- _Provided data_

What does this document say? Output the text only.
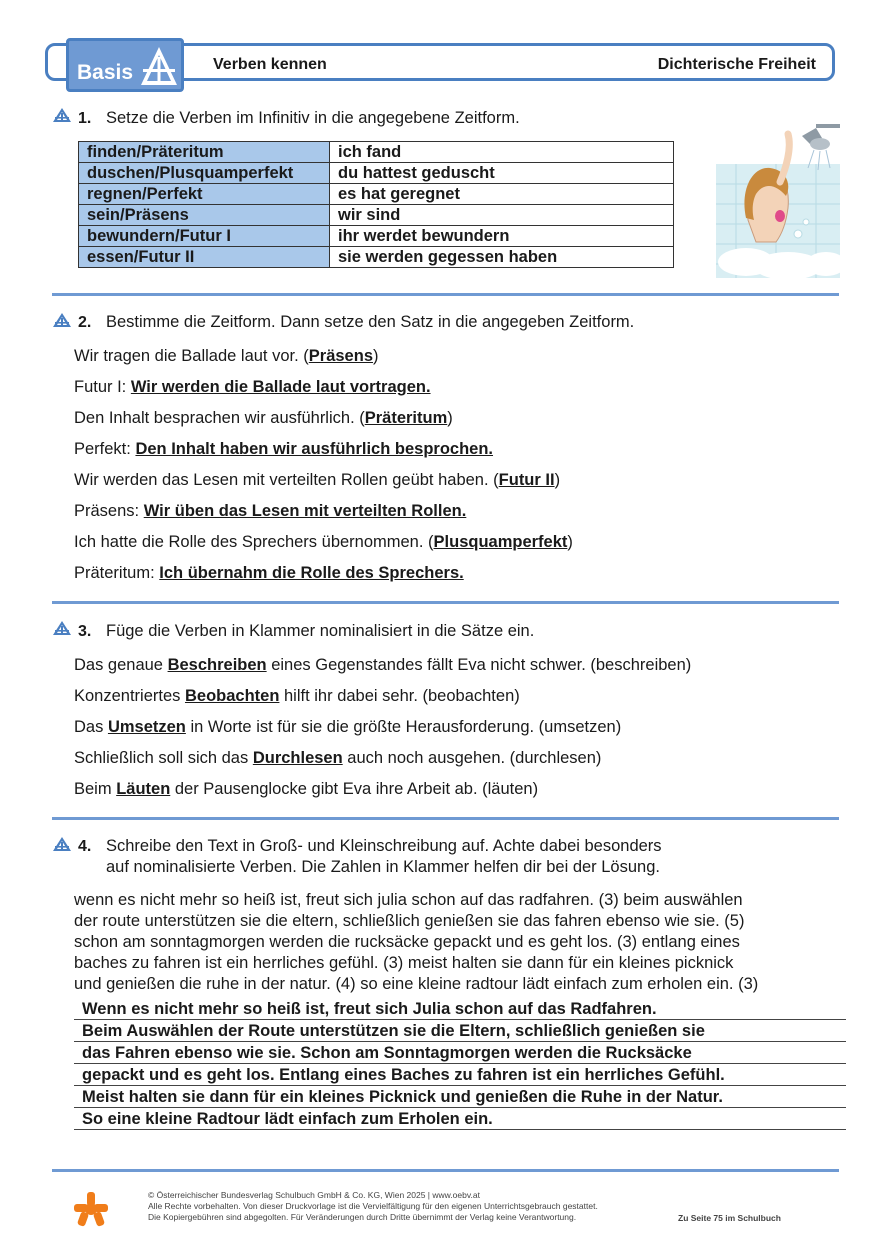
Basis	Verben kennen	Dichterische Freiheit
1. Setze die Verben im Infinitiv in die angegebene Zeitform.
finden/Präteritum	ich fand
duschen/Plusquamperfekt	du hattest geduscht
regnen/Perfekt	es hat geregnet
sein/Präsens	wir sind
bewundern/Futur I	ihr werdet bewundern
essen/Futur II	sie werden gegessen haben
2. Bestimme die Zeitform. Dann setze den Satz in die angegeben Zeitform.
Wir tragen die Ballade laut vor. (Präsens)
Futur I: Wir werden die Ballade laut vortragen.
Den Inhalt besprachen wir ausführlich. (Präteritum)
Perfekt: Den Inhalt haben wir ausführlich besprochen.
Wir werden das Lesen mit verteilten Rollen geübt haben. (Futur II)
Präsens: Wir üben das Lesen mit verteilten Rollen.
Ich hatte die Rolle des Sprechers übernommen. (Plusquamperfekt)
Präteritum: Ich übernahm die Rolle des Sprechers.
3. Füge die Verben in Klammer nominalisiert in die Sätze ein.
Das genaue Beschreiben eines Gegenstandes fällt Eva nicht schwer. (beschreiben)
Konzentriertes Beobachten hilft ihr dabei sehr. (beobachten)
Das Umsetzen in Worte ist für sie die größte Herausforderung. (umsetzen)
Schließlich soll sich das Durchlesen auch noch ausgehen. (durchlesen)
Beim Läuten der Pausenglocke gibt Eva ihre Arbeit ab. (läuten)
4. Schreibe den Text in Groß- und Kleinschreibung auf. Achte dabei besonders
auf nominalisierte Verben. Die Zahlen in Klammer helfen dir bei der Lösung.
wenn es nicht mehr so heiß ist, freut sich julia schon auf das radfahren. (3) beim auswählen
der route unterstützen sie die eltern, schließlich genießen sie das fahren ebenso wie sie. (5)
schon am sonntagmorgen werden die rucksäcke gepackt und es geht los. (3) entlang eines
baches zu fahren ist ein herrliches gefühl. (3) meist halten sie dann für ein kleines picknick
und genießen die ruhe in der natur. (4) so eine kleine radtour lädt einfach zum erholen ein. (3)
Wenn es nicht mehr so heiß ist, freut sich Julia schon auf das Radfahren.
Beim Auswählen der Route unterstützen sie die Eltern, schließlich genießen sie
das Fahren ebenso wie sie. Schon am Sonntagmorgen werden die Rucksäcke
gepackt und es geht los. Entlang eines Baches zu fahren ist ein herrliches Gefühl.
Meist halten sie dann für ein kleines Picknick und genießen die Ruhe in der Natur.
So eine kleine Radtour lädt einfach zum Erholen ein.
© Österreichischer Bundesverlag Schulbuch GmbH & Co. KG, Wien 2025 | www.oebv.at
Alle Rechte vorbehalten. Von dieser Druckvorlage ist die Vervielfältigung für den eigenen Unterrichtsgebrauch gestattet.
Die Kopiergebühren sind abgegolten. Für Veränderungen durch Dritte übernimmt der Verlag keine Verantwortung.	Zu Seite 75 im Schulbuch
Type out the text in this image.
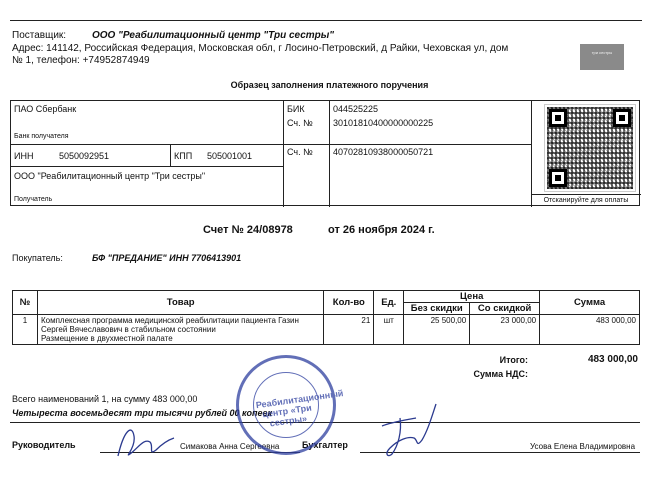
Поставщик:	ООО "Реабилитационный центр "Три сестры"
Адрес: 141142, Российская Федерация, Московская обл, г Лосино-Петровский, д Райки, Чеховская ул, дом
№ 1, телефон: +74952874949
три сестры
Образец заполнения платежного поручения
ПАО Сбербанк
Банк получателя
БИК	044525225
Сч. № 30101810400000000225
ИНН	5050092951	КПП 505001001	Сч. № 40702810938000050721
ООО "Реабилитационный центр "Три сестры"
Получатель	Отсканируйте для оплаты
Счет № 24/08978	от 26 ноября 2024 г.
Покупатель:	БФ "ПРЕДАНИЕ" ИНН 7706413901
№	Товар	Кол-во	Ед.	Цена		Сумма
				Без скидки	Со скидкой	
1	Комплексная программа медицинской реабилитации пациента Газин
Сергей Вячеславович в стабильном состоянии
Размещение в двухместной палате	21	шт	25 500,00	23 000,00	483 000,00
Итого:	483 000,00
Сумма НДС:
Всего наименований 1, на сумму 483 000,00
Четыреста восемьдесят три тысячи рублей 00 копеек
Руководитель	Симакова Анна Сергеевна	Бухгалтер	Усова Елена Владимировна
Реабилитационный центр «Три сестры»
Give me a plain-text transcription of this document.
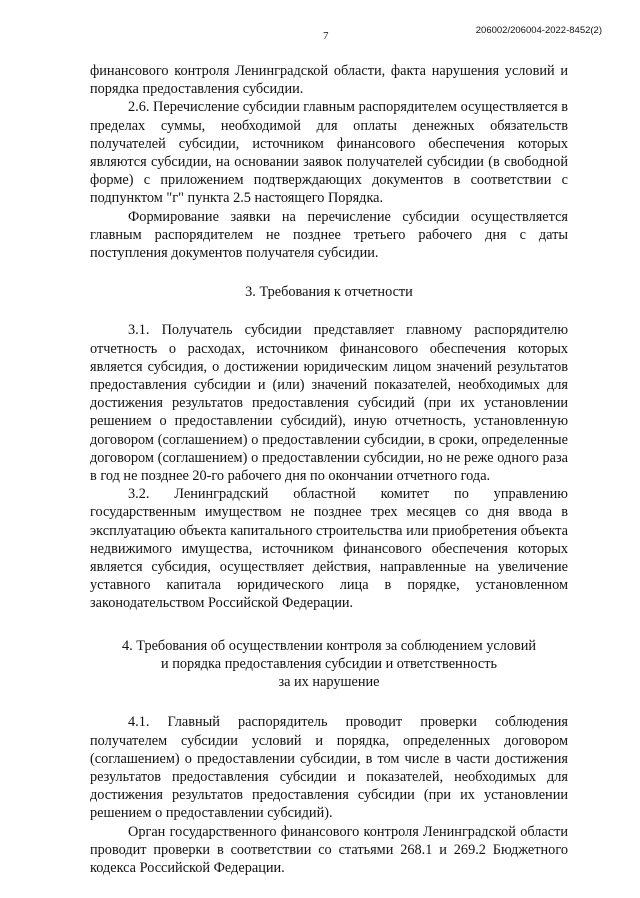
7	206002/206004-2022-8452(2)

финансового контроля Ленинградской области, факта нарушения условий и порядка предоставления субсидии.

2.6. Перечисление субсидии главным распорядителем осуществляется в пределах суммы, необходимой для оплаты денежных обязательств получателей субсидии, источником финансового обеспечения которых являются субсидии, на основании заявок получателей субсидии (в свободной форме) с приложением подтверждающих документов в соответствии с подпунктом "г" пункта 2.5 настоящего Порядка.

Формирование заявки на перечисление субсидии осуществляется главным распорядителем не позднее третьего рабочего дня с даты поступления документов получателя субсидии.

3. Требования к отчетности

3.1. Получатель субсидии представляет главному распорядителю отчетность о расходах, источником финансового обеспечения которых является субсидия, о достижении юридическим лицом значений результатов предоставления субсидии и (или) значений показателей, необходимых для достижения результатов предоставления субсидий (при их установлении решением о предоставлении субсидий), иную отчетность, установленную договором (соглашением) о предоставлении субсидии, в сроки, определенные договором (соглашением) о предоставлении субсидии, но не реже одного раза в год не позднее 20-го рабочего дня по окончании отчетного года.

3.2. Ленинградский областной комитет по управлению государственным имуществом не позднее трех месяцев со дня ввода в эксплуатацию объекта капитального строительства или приобретения объекта недвижимого имущества, источником финансового обеспечения которых является субсидия, осуществляет действия, направленные на увеличение уставного капитала юридического лица в порядке, установленном законодательством Российской Федерации.

4. Требования об осуществлении контроля за соблюдением условий
и порядка предоставления субсидии и ответственность
за их нарушение

4.1. Главный распорядитель проводит проверки соблюдения получателем субсидии условий и порядка, определенных договором (соглашением) о предоставлении субсидии, в том числе в части достижения результатов предоставления субсидии и показателей, необходимых для достижения результатов предоставления субсидии (при их установлении решением о предоставлении субсидий).

Орган государственного финансового контроля Ленинградской области проводит проверки в соответствии со статьями 268.1 и 269.2 Бюджетного кодекса Российской Федерации.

- _Given problem_
Copy out each line exactly, without the pictures.

- _Reply_
What does this document say? Output the text only.
Basis	Verben kennen	Dichterische Freiheit
1. Setze die Verben im Infinitiv in die angegebene Zeitform.
finden/Präteritum	ich fand
duschen/Plusquamperfekt	du hattest geduscht
regnen/Perfekt	es hat geregnet
sein/Präsens	wir sind
bewundern/Futur I	ihr werdet bewundern
essen/Futur II	sie werden gegessen haben
2. Bestimme die Zeitform. Dann setze den Satz in die angegeben Zeitform.
Wir tragen die Ballade laut vor. (Präsens)
Futur I: Wir werden die Ballade laut vortragen.
Den Inhalt besprachen wir ausführlich. (Präteritum)
Perfekt: Den Inhalt haben wir ausführlich besprochen.
Wir werden das Lesen mit verteilten Rollen geübt haben. (Futur II)
Präsens: Wir üben das Lesen mit verteilten Rollen.
Ich hatte die Rolle des Sprechers übernommen. (Plusquamperfekt)
Präteritum: Ich übernahm die Rolle des Sprechers.
3. Füge die Verben in Klammer nominalisiert in die Sätze ein.
Das genaue Beschreiben eines Gegenstandes fällt Eva nicht schwer. (beschreiben)
Konzentriertes Beobachten hilft ihr dabei sehr. (beobachten)
Das Umsetzen in Worte ist für sie die größte Herausforderung. (umsetzen)
Schließlich soll sich das Durchlesen auch noch ausgehen. (durchlesen)
Beim Läuten der Pausenglocke gibt Eva ihre Arbeit ab. (läuten)
4. Schreibe den Text in Groß- und Kleinschreibung auf. Achte dabei besonders
auf nominalisierte Verben. Die Zahlen in Klammer helfen dir bei der Lösung.
wenn es nicht mehr so heiß ist, freut sich julia schon auf das radfahren. (3) beim auswählen
der route unterstützen sie die eltern, schließlich genießen sie das fahren ebenso wie sie. (5)
schon am sonntagmorgen werden die rucksäcke gepackt und es geht los. (3) entlang eines
baches zu fahren ist ein herrliches gefühl. (3) meist halten sie dann für ein kleines picknick
und genießen die ruhe in der natur. (4) so eine kleine radtour lädt einfach zum erholen ein. (3)
Wenn es nicht mehr so heiß ist, freut sich Julia schon auf das Radfahren.
Beim Auswählen der Route unterstützen sie die Eltern, schließlich genießen sie
das Fahren ebenso wie sie. Schon am Sonntagmorgen werden die Rucksäcke
gepackt und es geht los. Entlang eines Baches zu fahren ist ein herrliches Gefühl.
Meist halten sie dann für ein kleines Picknick und genießen die Ruhe in der Natur.
So eine kleine Radtour lädt einfach zum Erholen ein.
© Österreichischer Bundesverlag Schulbuch GmbH & Co. KG, Wien 2025 | www.oebv.at
Alle Rechte vorbehalten. Von dieser Druckvorlage ist die Vervielfältigung für den eigenen Unterrichtsgebrauch gestattet.
Die Kopiergebühren sind abgegolten. Für Veränderungen durch Dritte übernimmt der Verlag keine Verantwortung.	Zu Seite 75 im Schulbuch
Type out the text in this image.
Поставщик:	ООО "Реабилитационный центр "Три сестры"
Адрес: 141142, Российская Федерация, Московская обл, г Лосино-Петровский, д Райки, Чеховская ул, дом
№ 1, телефон: +74952874949
три сестры
Образец заполнения платежного поручения
ПАО Сбербанк
Банк получателя
БИК	044525225
Сч. № 30101810400000000225
ИНН	5050092951	КПП 505001001	Сч. № 40702810938000050721
ООО "Реабилитационный центр "Три сестры"
Получатель	Отсканируйте для оплаты
Счет № 24/08978	от 26 ноября 2024 г.
Покупатель:	БФ "ПРЕДАНИЕ" ИНН 7706413901
№	Товар	Кол-во	Ед.	Цена		Сумма
				Без скидки	Со скидкой	
1	Комплексная программа медицинской реабилитации пациента Газин
Сергей Вячеславович в стабильном состоянии
Размещение в двухместной палате	21	шт	25 500,00	23 000,00	483 000,00
Итого:	483 000,00
Сумма НДС:
Всего наименований 1, на сумму 483 000,00
Четыреста восемьдесят три тысячи рублей 00 копеек
Руководитель	Симакова Анна Сергеевна	Бухгалтер	Усова Елена Владимировна
Реабилитационный центр «Три сестры»
Give me a plain-text transcription of this document.
7	206002/206004-2022-8452(2)

финансового контроля Ленинградской области, факта нарушения условий и порядка предоставления субсидии.

2.6. Перечисление субсидии главным распорядителем осуществляется в пределах суммы, необходимой для оплаты денежных обязательств получателей субсидии, источником финансового обеспечения которых являются субсидии, на основании заявок получателей субсидии (в свободной форме) с приложением подтверждающих документов в соответствии с подпунктом "г" пункта 2.5 настоящего Порядка.

Формирование заявки на перечисление субсидии осуществляется главным распорядителем не позднее третьего рабочего дня с даты поступления документов получателя субсидии.

3. Требования к отчетности

3.1. Получатель субсидии представляет главному распорядителю отчетность о расходах, источником финансового обеспечения которых является субсидия, о достижении юридическим лицом значений результатов предоставления субсидии и (или) значений показателей, необходимых для достижения результатов предоставления субсидий (при их установлении решением о предоставлении субсидий), иную отчетность, установленную договором (соглашением) о предоставлении субсидии, в сроки, определенные договором (соглашением) о предоставлении субсидии, но не реже одного раза в год не позднее 20-го рабочего дня по окончании отчетного года.

3.2. Ленинградский областной комитет по управлению государственным имуществом не позднее трех месяцев со дня ввода в эксплуатацию объекта капитального строительства или приобретения объекта недвижимого имущества, источником финансового обеспечения которых является субсидия, осуществляет действия, направленные на увеличение уставного капитала юридического лица в порядке, установленном законодательством Российской Федерации.

4. Требования об осуществлении контроля за соблюдением условий
и порядка предоставления субсидии и ответственность
за их нарушение

4.1. Главный распорядитель проводит проверки соблюдения получателем субсидии условий и порядка, определенных договором (соглашением) о предоставлении субсидии, в том числе в части достижения результатов предоставления субсидии и показателей, необходимых для достижения результатов предоставления субсидии (при их установлении решением о предоставлении субсидий).

Орган государственного финансового контроля Ленинградской области проводит проверки в соответствии со статьями 268.1 и 269.2 Бюджетного кодекса Российской Федерации.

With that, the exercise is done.